BEGIN

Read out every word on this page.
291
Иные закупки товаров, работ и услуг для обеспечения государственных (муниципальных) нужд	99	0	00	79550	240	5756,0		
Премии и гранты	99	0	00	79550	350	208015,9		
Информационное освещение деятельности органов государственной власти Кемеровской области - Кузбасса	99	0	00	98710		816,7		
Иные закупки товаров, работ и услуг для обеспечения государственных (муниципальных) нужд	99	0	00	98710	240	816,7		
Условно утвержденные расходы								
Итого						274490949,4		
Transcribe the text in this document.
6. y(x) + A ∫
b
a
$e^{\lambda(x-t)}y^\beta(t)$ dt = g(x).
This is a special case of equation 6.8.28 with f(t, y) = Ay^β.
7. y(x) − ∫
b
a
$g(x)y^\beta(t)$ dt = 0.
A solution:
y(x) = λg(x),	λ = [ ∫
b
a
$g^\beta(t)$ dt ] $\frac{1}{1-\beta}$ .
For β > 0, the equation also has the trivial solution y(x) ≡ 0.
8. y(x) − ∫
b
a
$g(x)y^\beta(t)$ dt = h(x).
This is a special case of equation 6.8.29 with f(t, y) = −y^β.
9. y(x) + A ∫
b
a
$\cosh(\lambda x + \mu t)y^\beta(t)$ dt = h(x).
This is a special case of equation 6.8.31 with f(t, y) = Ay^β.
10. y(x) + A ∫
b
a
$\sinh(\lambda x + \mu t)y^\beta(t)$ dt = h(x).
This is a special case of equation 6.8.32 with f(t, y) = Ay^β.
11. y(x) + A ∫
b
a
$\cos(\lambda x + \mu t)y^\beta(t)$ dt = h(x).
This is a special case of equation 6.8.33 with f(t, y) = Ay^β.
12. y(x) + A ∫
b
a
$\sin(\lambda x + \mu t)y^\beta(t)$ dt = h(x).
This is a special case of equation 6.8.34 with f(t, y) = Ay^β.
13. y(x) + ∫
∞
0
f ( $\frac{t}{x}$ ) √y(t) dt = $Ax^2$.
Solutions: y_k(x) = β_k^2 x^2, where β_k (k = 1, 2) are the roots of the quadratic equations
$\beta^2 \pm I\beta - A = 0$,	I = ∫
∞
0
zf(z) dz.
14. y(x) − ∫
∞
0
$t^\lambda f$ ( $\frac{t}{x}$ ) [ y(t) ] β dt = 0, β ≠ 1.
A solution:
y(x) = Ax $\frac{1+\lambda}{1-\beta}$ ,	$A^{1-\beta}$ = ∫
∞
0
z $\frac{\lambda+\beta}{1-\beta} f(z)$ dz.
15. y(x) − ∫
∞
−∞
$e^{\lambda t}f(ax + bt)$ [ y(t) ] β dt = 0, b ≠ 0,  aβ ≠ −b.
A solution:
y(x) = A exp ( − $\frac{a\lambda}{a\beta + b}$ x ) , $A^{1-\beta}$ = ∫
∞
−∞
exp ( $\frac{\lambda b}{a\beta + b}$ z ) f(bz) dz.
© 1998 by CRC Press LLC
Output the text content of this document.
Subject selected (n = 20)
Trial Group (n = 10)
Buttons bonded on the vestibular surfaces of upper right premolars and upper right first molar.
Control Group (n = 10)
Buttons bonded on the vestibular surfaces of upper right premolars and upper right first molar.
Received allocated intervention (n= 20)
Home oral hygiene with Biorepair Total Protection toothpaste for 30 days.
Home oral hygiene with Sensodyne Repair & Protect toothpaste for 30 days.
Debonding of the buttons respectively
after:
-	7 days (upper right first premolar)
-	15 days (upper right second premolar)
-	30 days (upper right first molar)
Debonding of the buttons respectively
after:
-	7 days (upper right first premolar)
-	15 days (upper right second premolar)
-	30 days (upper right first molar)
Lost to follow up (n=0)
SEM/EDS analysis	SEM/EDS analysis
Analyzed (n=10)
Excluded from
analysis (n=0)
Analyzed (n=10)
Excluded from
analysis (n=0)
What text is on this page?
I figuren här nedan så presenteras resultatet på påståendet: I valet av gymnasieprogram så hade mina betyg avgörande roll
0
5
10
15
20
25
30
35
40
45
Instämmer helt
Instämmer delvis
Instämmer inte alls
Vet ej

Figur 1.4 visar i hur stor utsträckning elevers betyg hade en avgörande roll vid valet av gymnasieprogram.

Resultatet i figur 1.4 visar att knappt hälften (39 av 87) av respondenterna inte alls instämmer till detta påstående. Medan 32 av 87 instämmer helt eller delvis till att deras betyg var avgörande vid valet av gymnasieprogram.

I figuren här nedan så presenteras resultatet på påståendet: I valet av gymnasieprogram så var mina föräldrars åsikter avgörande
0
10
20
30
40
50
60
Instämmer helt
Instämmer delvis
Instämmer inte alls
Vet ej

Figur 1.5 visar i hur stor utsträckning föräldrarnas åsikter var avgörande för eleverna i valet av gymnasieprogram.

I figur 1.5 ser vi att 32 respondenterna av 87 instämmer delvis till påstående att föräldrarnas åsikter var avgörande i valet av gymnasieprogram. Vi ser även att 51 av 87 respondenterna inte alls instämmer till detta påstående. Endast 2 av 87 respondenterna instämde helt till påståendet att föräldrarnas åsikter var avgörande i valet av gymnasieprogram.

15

END

## What you need to do
Write out the entire listing exactly.

## Reply to the task
Read out every word on this page.
291
Иные закупки товаров, работ и услуг для обеспечения государственных (муниципальных) нужд	99	0	00	79550	240	5756,0		
Премии и гранты	99	0	00	79550	350	208015,9		
Информационное освещение деятельности органов государственной власти Кемеровской области - Кузбасса	99	0	00	98710		816,7		
Иные закупки товаров, работ и услуг для обеспечения государственных (муниципальных) нужд	99	0	00	98710	240	816,7		
Условно утвержденные расходы								
Итого						274490949,4		
Transcribe the text in this document.
6. y(x) + A ∫
b
a
$e^{\lambda(x-t)}y^\beta(t)$ dt = g(x).
This is a special case of equation 6.8.28 with f(t, y) = Ay^β.
7. y(x) − ∫
b
a
$g(x)y^\beta(t)$ dt = 0.
A solution:
y(x) = λg(x),	λ = [ ∫
b
a
$g^\beta(t)$ dt ] $\frac{1}{1-\beta}$ .
For β > 0, the equation also has the trivial solution y(x) ≡ 0.
8. y(x) − ∫
b
a
$g(x)y^\beta(t)$ dt = h(x).
This is a special case of equation 6.8.29 with f(t, y) = −y^β.
9. y(x) + A ∫
b
a
$\cosh(\lambda x + \mu t)y^\beta(t)$ dt = h(x).
This is a special case of equation 6.8.31 with f(t, y) = Ay^β.
10. y(x) + A ∫
b
a
$\sinh(\lambda x + \mu t)y^\beta(t)$ dt = h(x).
This is a special case of equation 6.8.32 with f(t, y) = Ay^β.
11. y(x) + A ∫
b
a
$\cos(\lambda x + \mu t)y^\beta(t)$ dt = h(x).
This is a special case of equation 6.8.33 with f(t, y) = Ay^β.
12. y(x) + A ∫
b
a
$\sin(\lambda x + \mu t)y^\beta(t)$ dt = h(x).
This is a special case of equation 6.8.34 with f(t, y) = Ay^β.
13. y(x) + ∫
∞
0
f ( $\frac{t}{x}$ ) √y(t) dt = $Ax^2$.
Solutions: y_k(x) = β_k^2 x^2, where β_k (k = 1, 2) are the roots of the quadratic equations
$\beta^2 \pm I\beta - A = 0$,	I = ∫
∞
0
zf(z) dz.
14. y(x) − ∫
∞
0
$t^\lambda f$ ( $\frac{t}{x}$ ) [ y(t) ] β dt = 0, β ≠ 1.
A solution:
y(x) = Ax $\frac{1+\lambda}{1-\beta}$ ,	$A^{1-\beta}$ = ∫
∞
0
z $\frac{\lambda+\beta}{1-\beta} f(z)$ dz.
15. y(x) − ∫
∞
−∞
$e^{\lambda t}f(ax + bt)$ [ y(t) ] β dt = 0, b ≠ 0,  aβ ≠ −b.
A solution:
y(x) = A exp ( − $\frac{a\lambda}{a\beta + b}$ x ) , $A^{1-\beta}$ = ∫
∞
−∞
exp ( $\frac{\lambda b}{a\beta + b}$ z ) f(bz) dz.
© 1998 by CRC Press LLC
Output the text content of this document.
Subject selected (n = 20)
Trial Group (n = 10)
Buttons bonded on the vestibular surfaces of upper right premolars and upper right first molar.
Control Group (n = 10)
Buttons bonded on the vestibular surfaces of upper right premolars and upper right first molar.
Received allocated intervention (n= 20)
Home oral hygiene with Biorepair Total Protection toothpaste for 30 days.
Home oral hygiene with Sensodyne Repair & Protect toothpaste for 30 days.
Debonding of the buttons respectively
after:
-	7 days (upper right first premolar)
-	15 days (upper right second premolar)
-	30 days (upper right first molar)
Debonding of the buttons respectively
after:
-	7 days (upper right first premolar)
-	15 days (upper right second premolar)
-	30 days (upper right first molar)
Lost to follow up (n=0)
SEM/EDS analysis	SEM/EDS analysis
Analyzed (n=10)
Excluded from
analysis (n=0)
Analyzed (n=10)
Excluded from
analysis (n=0)
What text is on this page?
I figuren här nedan så presenteras resultatet på påståendet: I valet av gymnasieprogram så hade mina betyg avgörande roll
0
5
10
15
20
25
30
35
40
45
Instämmer helt
Instämmer delvis
Instämmer inte alls
Vet ej

Figur 1.4 visar i hur stor utsträckning elevers betyg hade en avgörande roll vid valet av gymnasieprogram.

Resultatet i figur 1.4 visar att knappt hälften (39 av 87) av respondenterna inte alls instämmer till detta påstående. Medan 32 av 87 instämmer helt eller delvis till att deras betyg var avgörande vid valet av gymnasieprogram.

I figuren här nedan så presenteras resultatet på påståendet: I valet av gymnasieprogram så var mina föräldrars åsikter avgörande
0
10
20
30
40
50
60
Instämmer helt
Instämmer delvis
Instämmer inte alls
Vet ej

Figur 1.5 visar i hur stor utsträckning föräldrarnas åsikter var avgörande för eleverna i valet av gymnasieprogram.

I figur 1.5 ser vi att 32 respondenterna av 87 instämmer delvis till påstående att föräldrarnas åsikter var avgörande i valet av gymnasieprogram. Vi ser även att 51 av 87 respondenterna inte alls instämmer till detta påstående. Endast 2 av 87 respondenterna instämde helt till påståendet att föräldrarnas åsikter var avgörande i valet av gymnasieprogram.

15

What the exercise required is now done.